• _Job_: Pick out each line of the records in which the word "shortcut" appears.

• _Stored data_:
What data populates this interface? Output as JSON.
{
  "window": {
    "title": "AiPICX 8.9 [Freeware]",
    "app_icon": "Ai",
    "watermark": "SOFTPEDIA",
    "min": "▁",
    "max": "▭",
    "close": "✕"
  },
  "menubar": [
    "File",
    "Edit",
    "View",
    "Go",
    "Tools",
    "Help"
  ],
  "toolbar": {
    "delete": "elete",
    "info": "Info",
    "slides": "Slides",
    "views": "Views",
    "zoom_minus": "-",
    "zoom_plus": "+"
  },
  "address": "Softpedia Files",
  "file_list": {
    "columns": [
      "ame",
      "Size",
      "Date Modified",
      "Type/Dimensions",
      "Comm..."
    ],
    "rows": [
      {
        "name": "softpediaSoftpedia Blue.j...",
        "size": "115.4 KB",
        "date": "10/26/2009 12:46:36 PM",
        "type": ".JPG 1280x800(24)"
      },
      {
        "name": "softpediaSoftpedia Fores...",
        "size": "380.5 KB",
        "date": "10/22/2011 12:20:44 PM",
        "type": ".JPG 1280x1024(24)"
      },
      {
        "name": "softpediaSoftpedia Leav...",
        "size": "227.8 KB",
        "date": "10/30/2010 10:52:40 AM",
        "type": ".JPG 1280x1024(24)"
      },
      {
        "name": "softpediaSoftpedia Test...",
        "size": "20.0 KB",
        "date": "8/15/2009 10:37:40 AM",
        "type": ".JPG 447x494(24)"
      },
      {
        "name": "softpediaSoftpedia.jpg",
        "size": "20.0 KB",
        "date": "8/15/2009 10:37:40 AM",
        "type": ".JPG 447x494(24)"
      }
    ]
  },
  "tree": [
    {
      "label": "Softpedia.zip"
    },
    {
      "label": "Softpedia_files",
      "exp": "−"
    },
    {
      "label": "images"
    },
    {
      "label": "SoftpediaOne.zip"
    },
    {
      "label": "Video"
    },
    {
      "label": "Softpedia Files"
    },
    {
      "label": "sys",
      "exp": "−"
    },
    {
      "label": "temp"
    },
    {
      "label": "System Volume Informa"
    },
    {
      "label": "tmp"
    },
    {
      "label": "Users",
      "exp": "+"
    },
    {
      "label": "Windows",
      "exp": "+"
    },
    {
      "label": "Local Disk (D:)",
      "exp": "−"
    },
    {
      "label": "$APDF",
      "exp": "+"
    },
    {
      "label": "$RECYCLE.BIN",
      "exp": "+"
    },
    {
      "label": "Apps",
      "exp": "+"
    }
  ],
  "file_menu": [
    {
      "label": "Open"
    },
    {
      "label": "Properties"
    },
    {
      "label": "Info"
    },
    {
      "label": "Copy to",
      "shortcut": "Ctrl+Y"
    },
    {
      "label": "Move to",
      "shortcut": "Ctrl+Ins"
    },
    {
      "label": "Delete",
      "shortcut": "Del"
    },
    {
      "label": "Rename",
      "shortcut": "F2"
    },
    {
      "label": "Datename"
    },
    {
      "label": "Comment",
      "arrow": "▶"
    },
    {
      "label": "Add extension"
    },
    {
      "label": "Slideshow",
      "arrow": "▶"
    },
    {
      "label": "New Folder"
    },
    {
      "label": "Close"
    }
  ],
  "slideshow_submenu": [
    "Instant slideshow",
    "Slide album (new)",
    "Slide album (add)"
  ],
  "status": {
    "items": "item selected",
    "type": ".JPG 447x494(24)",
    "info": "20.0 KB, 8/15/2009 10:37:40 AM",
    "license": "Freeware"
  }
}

• _Exercise result_:
      "shortcut": "Ctrl+Y"
      "shortcut": "Ctrl+Ins"
      "shortcut": "Del"
      "shortcut": "F2"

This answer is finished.